§ **Task brief**:
Set down all of the data that follows word for word, without the images.

--- START Data supplied ---

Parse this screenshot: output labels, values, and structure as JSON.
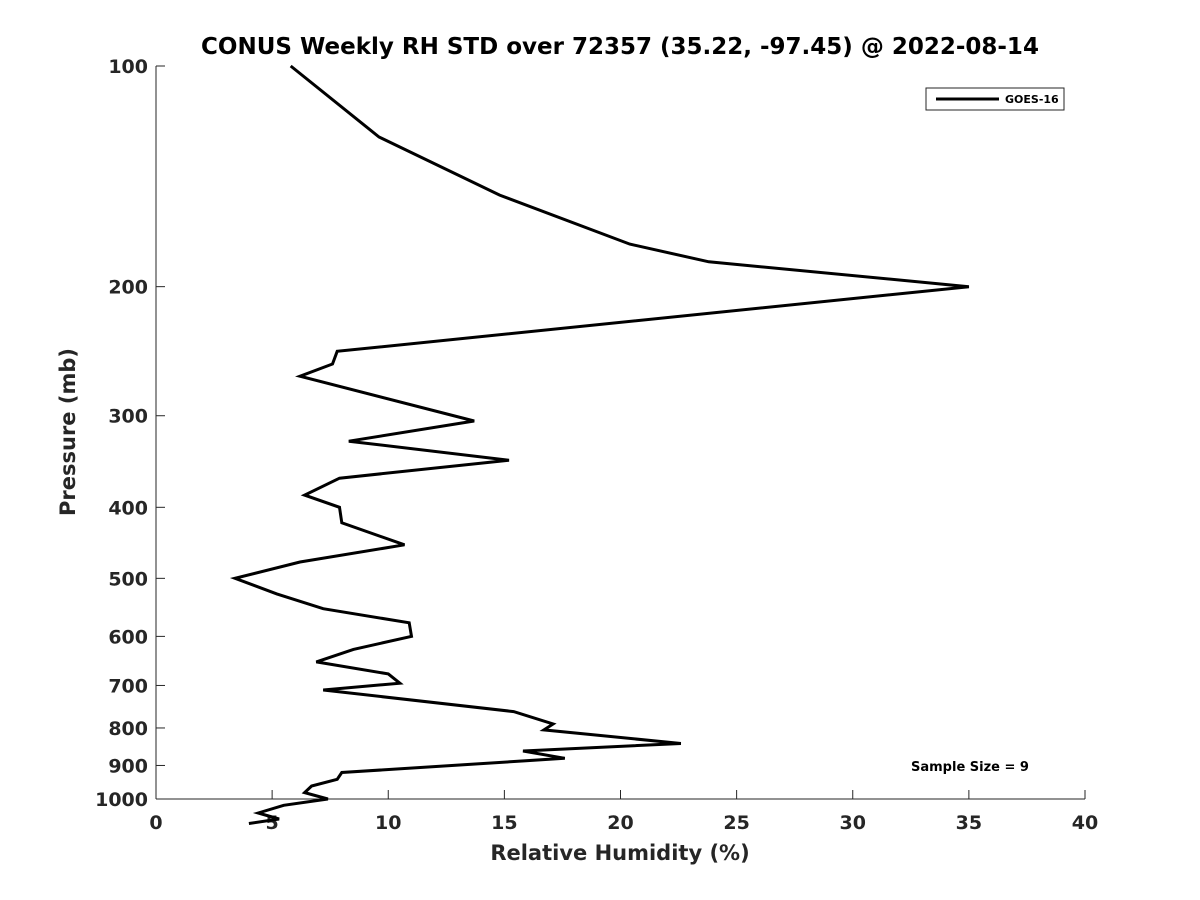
{
  "chart_data": {
    "type": "line",
    "title": "CONUS Weekly RH STD over 72357 (35.22, -97.45) @ 2022-08-14",
    "xlabel": "Relative Humidity (%)",
    "ylabel": "Pressure (mb)",
    "xlim": [
      0,
      40
    ],
    "ylim": [
      100,
      1000
    ],
    "yscale": "log",
    "y_reversed": true,
    "xticks": [
      0,
      5,
      10,
      15,
      20,
      25,
      30,
      35,
      40
    ],
    "yticks": [
      100,
      200,
      300,
      400,
      500,
      600,
      700,
      800,
      900,
      1000
    ],
    "grid": false,
    "legend_position": "top-right",
    "series": [
      {
        "name": "GOES-16",
        "color": "#000000",
        "x": [
          5.8,
          9.6,
          14.8,
          20.4,
          23.8,
          35.0,
          7.8,
          7.6,
          6.2,
          13.7,
          8.3,
          15.2,
          7.9,
          6.4,
          7.9,
          8.0,
          10.7,
          6.2,
          3.4,
          5.2,
          7.2,
          10.9,
          11.0,
          8.5,
          6.9,
          10.0,
          10.5,
          7.2,
          15.4,
          17.1,
          16.7,
          22.6,
          15.8,
          17.6,
          8.0,
          7.8,
          6.7,
          6.4,
          7.4,
          5.5,
          4.4,
          5.3,
          4.0
        ],
        "y": [
          100,
          125,
          150,
          175,
          185,
          200,
          245,
          255,
          265,
          305,
          325,
          345,
          365,
          385,
          400,
          420,
          450,
          475,
          500,
          525,
          550,
          575,
          600,
          625,
          650,
          675,
          695,
          710,
          760,
          790,
          805,
          840,
          860,
          880,
          920,
          940,
          960,
          980,
          1000,
          1020,
          1045,
          1065,
          1080
        ]
      }
    ],
    "annotations": [
      "Sample Size = 9"
    ]
  },
  "colors": {
    "line": "#000000",
    "axis": "#262626",
    "background": "#ffffff"
  }
}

--- END Data supplied ---

§ **Response**:
Parse this screenshot: output labels, values, and structure as JSON.
{
  "chart_data": {
    "type": "line",
    "title": "CONUS Weekly RH STD over 72357 (35.22, -97.45) @ 2022-08-14",
    "xlabel": "Relative Humidity (%)",
    "ylabel": "Pressure (mb)",
    "xlim": [
      0,
      40
    ],
    "ylim": [
      100,
      1000
    ],
    "yscale": "log",
    "y_reversed": true,
    "xticks": [
      0,
      5,
      10,
      15,
      20,
      25,
      30,
      35,
      40
    ],
    "yticks": [
      100,
      200,
      300,
      400,
      500,
      600,
      700,
      800,
      900,
      1000
    ],
    "grid": false,
    "legend_position": "top-right",
    "series": [
      {
        "name": "GOES-16",
        "color": "#000000",
        "x": [
          5.8,
          9.6,
          14.8,
          20.4,
          23.8,
          35.0,
          7.8,
          7.6,
          6.2,
          13.7,
          8.3,
          15.2,
          7.9,
          6.4,
          7.9,
          8.0,
          10.7,
          6.2,
          3.4,
          5.2,
          7.2,
          10.9,
          11.0,
          8.5,
          6.9,
          10.0,
          10.5,
          7.2,
          15.4,
          17.1,
          16.7,
          22.6,
          15.8,
          17.6,
          8.0,
          7.8,
          6.7,
          6.4,
          7.4,
          5.5,
          4.4,
          5.3,
          4.0
        ],
        "y": [
          100,
          125,
          150,
          175,
          185,
          200,
          245,
          255,
          265,
          305,
          325,
          345,
          365,
          385,
          400,
          420,
          450,
          475,
          500,
          525,
          550,
          575,
          600,
          625,
          650,
          675,
          695,
          710,
          760,
          790,
          805,
          840,
          860,
          880,
          920,
          940,
          960,
          980,
          1000,
          1020,
          1045,
          1065,
          1080
        ]
      }
    ],
    "annotations": [
      "Sample Size = 9"
    ]
  },
  "colors": {
    "line": "#000000",
    "axis": "#262626",
    "background": "#ffffff"
  }
}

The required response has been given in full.